**PROBLEM STATEMENT**
Keep only the lines of the listing that include the word "into", and copy them.

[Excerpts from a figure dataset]

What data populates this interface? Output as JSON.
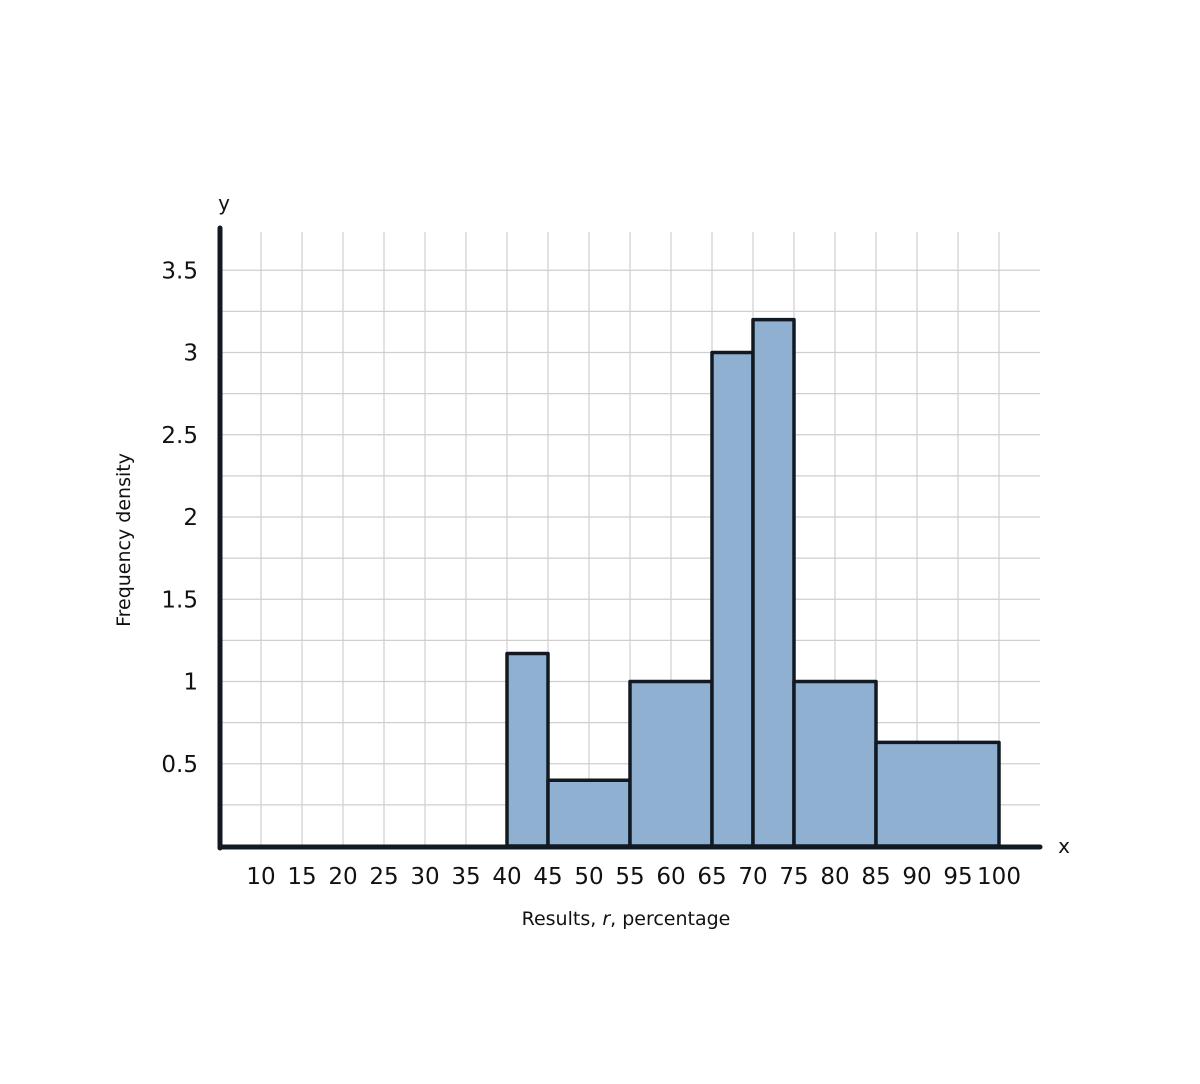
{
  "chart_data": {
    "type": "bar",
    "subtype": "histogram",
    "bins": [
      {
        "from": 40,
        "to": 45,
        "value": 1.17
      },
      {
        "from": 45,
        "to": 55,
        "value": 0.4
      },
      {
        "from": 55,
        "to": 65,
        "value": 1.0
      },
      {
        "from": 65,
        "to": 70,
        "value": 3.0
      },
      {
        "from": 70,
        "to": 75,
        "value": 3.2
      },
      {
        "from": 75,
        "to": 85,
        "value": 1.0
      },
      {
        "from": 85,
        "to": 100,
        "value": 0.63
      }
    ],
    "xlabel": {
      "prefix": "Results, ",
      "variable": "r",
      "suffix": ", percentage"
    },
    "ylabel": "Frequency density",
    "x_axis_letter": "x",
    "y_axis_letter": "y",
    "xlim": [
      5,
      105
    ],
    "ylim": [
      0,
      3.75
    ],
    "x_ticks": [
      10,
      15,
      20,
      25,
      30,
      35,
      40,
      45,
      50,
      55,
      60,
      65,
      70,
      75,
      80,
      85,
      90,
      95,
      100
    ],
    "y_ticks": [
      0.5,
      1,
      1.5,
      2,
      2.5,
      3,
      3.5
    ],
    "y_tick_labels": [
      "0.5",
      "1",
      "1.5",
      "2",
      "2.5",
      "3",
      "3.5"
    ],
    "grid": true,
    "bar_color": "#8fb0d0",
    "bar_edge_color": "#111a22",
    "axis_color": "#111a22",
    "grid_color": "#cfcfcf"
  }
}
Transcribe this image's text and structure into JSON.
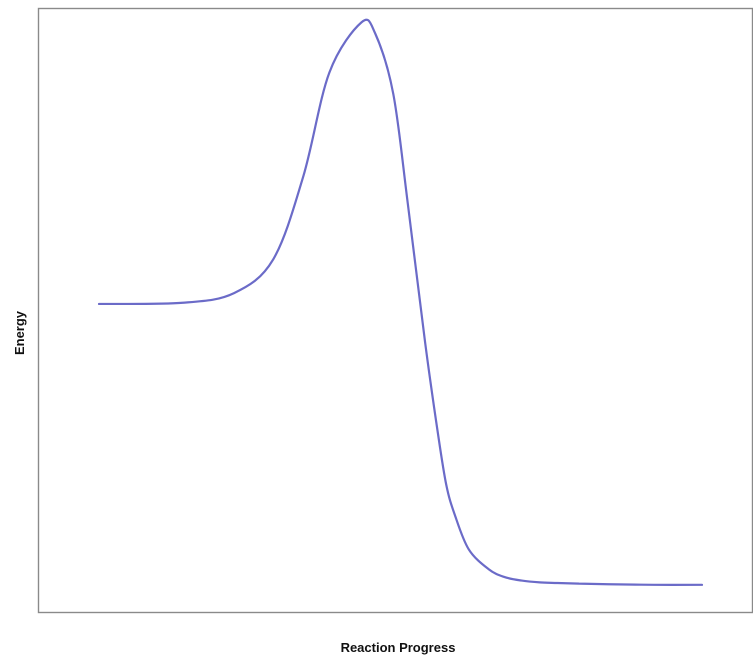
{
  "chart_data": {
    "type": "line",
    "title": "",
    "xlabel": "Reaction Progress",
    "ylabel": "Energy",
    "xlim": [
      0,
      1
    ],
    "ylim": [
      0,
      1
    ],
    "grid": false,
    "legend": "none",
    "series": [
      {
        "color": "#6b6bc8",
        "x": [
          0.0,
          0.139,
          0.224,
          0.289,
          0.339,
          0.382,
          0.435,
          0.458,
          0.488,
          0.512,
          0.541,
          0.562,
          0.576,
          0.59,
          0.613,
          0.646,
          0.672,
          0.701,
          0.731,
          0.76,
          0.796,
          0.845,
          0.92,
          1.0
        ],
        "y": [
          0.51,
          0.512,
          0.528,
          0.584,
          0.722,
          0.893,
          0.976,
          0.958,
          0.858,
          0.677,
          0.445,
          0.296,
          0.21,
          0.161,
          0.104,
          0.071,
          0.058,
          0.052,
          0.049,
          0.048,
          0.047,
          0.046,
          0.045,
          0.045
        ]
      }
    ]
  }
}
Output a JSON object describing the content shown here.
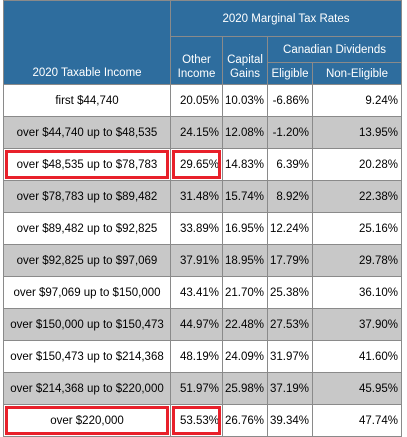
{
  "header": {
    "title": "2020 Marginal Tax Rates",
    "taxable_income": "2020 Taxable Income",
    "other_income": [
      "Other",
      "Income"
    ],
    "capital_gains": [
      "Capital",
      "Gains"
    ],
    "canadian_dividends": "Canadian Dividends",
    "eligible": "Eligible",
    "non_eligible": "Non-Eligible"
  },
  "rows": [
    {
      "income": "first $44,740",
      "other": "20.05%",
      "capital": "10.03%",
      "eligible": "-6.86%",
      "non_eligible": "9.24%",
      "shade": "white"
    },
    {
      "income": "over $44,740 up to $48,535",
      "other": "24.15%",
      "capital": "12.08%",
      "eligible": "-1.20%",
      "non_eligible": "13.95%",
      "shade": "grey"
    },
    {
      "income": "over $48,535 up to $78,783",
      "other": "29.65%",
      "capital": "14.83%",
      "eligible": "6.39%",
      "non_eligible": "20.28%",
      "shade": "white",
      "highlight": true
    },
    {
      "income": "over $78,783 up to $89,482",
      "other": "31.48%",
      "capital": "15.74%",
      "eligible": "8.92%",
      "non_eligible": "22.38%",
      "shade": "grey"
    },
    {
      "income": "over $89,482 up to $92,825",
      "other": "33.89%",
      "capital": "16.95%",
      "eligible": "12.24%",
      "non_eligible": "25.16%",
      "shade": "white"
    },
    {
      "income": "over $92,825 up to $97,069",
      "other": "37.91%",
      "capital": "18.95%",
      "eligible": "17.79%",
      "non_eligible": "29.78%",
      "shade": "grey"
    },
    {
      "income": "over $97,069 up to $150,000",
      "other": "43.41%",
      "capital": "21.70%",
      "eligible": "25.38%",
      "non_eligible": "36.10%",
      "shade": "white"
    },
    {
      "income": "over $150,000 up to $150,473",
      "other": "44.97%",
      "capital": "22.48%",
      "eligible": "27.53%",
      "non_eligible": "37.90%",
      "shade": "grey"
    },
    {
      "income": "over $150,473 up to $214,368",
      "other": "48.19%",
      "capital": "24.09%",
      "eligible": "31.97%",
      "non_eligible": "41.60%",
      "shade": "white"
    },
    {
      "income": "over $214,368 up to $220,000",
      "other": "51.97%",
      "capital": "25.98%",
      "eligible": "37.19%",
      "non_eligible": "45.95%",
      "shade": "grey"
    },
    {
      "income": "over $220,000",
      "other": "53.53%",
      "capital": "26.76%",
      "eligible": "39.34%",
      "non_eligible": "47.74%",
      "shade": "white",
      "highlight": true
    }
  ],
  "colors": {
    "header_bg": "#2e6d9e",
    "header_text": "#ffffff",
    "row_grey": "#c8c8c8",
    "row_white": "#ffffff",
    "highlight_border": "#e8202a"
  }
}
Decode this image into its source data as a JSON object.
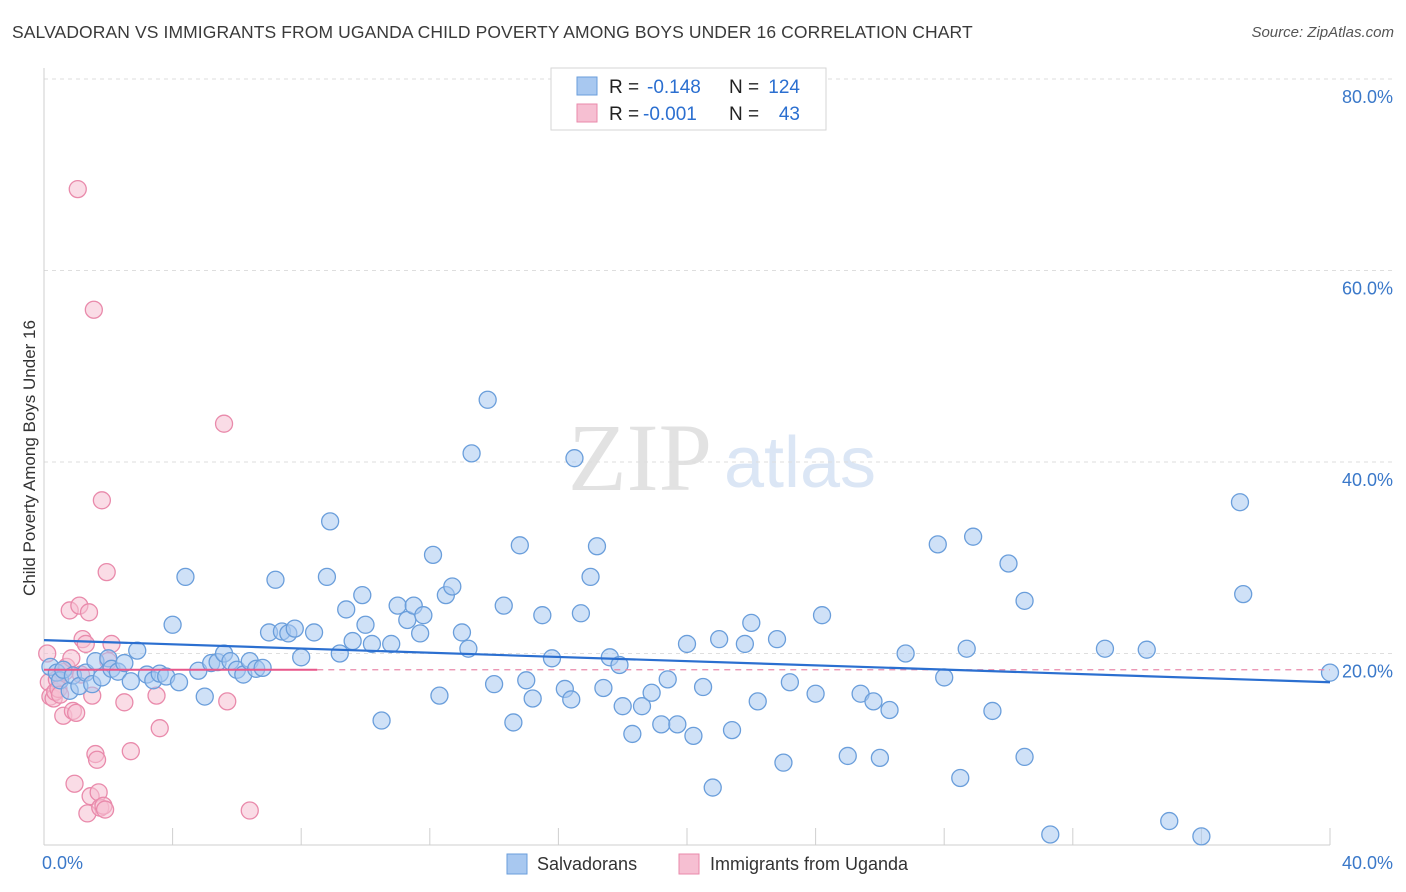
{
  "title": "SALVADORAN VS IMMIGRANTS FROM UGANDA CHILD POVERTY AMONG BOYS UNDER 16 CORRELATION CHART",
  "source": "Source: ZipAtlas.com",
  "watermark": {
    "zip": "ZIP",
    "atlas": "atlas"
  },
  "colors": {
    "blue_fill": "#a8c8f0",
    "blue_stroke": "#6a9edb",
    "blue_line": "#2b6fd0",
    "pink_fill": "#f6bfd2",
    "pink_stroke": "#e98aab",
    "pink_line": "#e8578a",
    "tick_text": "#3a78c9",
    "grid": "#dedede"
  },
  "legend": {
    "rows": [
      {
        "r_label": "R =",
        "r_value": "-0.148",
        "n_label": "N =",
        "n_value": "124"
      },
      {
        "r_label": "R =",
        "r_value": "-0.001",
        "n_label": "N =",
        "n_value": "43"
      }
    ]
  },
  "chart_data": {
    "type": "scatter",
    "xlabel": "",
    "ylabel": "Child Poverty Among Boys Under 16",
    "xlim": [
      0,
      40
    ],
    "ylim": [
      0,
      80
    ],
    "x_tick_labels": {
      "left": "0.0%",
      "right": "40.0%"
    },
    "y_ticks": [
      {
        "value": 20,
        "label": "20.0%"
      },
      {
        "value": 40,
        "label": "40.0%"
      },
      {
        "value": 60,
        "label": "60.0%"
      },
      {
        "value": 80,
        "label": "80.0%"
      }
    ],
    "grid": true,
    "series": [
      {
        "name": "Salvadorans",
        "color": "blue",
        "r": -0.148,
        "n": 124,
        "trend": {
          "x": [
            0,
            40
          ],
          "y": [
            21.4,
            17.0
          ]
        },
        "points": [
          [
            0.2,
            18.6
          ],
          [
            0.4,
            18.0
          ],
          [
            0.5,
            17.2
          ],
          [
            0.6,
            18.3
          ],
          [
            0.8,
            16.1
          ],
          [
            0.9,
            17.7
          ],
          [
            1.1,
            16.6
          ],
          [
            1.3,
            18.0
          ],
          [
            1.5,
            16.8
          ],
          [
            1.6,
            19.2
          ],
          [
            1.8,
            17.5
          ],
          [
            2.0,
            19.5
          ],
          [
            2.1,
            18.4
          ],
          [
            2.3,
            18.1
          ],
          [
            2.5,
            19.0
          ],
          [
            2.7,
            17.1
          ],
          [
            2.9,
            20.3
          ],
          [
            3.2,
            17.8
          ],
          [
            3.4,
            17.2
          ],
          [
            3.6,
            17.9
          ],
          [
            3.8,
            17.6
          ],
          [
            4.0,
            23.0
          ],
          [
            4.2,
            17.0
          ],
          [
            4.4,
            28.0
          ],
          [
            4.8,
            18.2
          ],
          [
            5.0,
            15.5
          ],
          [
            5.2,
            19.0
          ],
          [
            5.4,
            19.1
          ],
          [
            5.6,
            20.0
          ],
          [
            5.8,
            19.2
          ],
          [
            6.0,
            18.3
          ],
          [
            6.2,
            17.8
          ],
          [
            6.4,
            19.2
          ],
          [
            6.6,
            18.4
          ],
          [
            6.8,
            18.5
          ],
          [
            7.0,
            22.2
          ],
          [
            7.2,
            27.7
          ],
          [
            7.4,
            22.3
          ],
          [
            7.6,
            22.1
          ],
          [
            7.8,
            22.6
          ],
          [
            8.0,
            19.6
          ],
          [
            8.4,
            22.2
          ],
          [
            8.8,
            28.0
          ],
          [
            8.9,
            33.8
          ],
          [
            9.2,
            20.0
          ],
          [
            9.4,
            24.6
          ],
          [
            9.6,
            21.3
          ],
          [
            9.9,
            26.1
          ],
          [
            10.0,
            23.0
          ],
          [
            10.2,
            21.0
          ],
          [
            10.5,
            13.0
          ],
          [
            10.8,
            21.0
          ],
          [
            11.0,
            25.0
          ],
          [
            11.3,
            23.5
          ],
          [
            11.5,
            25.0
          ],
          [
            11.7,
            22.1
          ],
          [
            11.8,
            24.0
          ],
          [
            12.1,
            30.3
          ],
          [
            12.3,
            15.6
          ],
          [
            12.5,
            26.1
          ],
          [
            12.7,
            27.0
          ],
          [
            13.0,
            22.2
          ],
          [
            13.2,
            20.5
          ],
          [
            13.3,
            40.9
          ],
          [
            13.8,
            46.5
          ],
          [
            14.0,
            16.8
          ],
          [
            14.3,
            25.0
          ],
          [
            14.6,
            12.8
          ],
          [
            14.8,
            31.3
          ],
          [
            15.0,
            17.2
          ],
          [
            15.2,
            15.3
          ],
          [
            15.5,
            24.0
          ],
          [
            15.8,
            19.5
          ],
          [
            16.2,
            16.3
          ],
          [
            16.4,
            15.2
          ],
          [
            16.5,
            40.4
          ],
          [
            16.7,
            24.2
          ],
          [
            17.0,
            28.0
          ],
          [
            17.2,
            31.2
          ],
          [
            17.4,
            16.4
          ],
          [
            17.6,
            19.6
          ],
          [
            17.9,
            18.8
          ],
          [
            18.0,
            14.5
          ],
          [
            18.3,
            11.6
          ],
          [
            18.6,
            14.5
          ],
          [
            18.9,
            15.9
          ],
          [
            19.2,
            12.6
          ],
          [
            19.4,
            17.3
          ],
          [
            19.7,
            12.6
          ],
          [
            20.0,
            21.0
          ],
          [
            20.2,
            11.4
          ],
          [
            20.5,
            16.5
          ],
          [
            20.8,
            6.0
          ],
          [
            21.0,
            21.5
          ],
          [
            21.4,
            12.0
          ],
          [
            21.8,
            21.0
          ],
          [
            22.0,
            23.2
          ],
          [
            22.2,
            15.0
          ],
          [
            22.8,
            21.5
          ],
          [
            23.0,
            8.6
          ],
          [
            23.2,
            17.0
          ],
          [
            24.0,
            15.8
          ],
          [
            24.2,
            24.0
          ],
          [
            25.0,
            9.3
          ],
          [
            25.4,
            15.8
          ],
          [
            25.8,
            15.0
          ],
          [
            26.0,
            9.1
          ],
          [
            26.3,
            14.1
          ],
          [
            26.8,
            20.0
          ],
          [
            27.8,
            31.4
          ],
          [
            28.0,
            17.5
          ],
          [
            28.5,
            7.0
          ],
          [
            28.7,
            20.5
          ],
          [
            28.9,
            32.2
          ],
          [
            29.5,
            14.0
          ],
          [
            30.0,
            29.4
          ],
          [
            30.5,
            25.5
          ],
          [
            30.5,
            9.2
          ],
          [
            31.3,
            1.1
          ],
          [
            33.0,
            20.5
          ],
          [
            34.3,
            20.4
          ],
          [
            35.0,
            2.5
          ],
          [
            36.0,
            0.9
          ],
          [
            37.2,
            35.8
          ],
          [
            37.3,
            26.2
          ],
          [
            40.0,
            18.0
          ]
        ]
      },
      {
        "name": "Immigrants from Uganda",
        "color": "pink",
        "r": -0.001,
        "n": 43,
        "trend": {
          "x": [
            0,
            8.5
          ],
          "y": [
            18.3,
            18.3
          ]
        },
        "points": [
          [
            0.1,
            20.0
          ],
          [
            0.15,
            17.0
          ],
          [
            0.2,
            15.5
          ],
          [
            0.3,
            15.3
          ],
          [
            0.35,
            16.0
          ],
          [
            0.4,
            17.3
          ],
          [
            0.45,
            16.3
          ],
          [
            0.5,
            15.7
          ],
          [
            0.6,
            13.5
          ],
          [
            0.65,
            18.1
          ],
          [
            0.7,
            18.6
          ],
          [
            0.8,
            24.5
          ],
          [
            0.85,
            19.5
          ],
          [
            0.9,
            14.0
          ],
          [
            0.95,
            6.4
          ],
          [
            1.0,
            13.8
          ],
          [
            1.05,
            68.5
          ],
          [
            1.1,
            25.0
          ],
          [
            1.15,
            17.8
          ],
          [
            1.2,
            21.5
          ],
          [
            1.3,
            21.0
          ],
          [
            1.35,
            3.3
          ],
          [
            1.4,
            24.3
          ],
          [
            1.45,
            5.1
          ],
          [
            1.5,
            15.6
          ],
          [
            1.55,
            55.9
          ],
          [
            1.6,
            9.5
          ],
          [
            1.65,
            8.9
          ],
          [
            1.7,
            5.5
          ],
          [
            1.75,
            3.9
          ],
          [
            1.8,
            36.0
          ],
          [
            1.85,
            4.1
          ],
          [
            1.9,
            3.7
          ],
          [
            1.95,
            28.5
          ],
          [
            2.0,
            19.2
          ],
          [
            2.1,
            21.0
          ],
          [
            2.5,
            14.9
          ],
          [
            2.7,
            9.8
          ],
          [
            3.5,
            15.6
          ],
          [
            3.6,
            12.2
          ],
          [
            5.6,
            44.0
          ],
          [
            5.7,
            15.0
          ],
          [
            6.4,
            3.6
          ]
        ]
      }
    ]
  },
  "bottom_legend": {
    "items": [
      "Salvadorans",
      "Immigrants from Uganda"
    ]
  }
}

**EXERCISE RESPONSE**
Transcribe this image's text and structure into JSON.
Decode this image into its source data as a JSON object.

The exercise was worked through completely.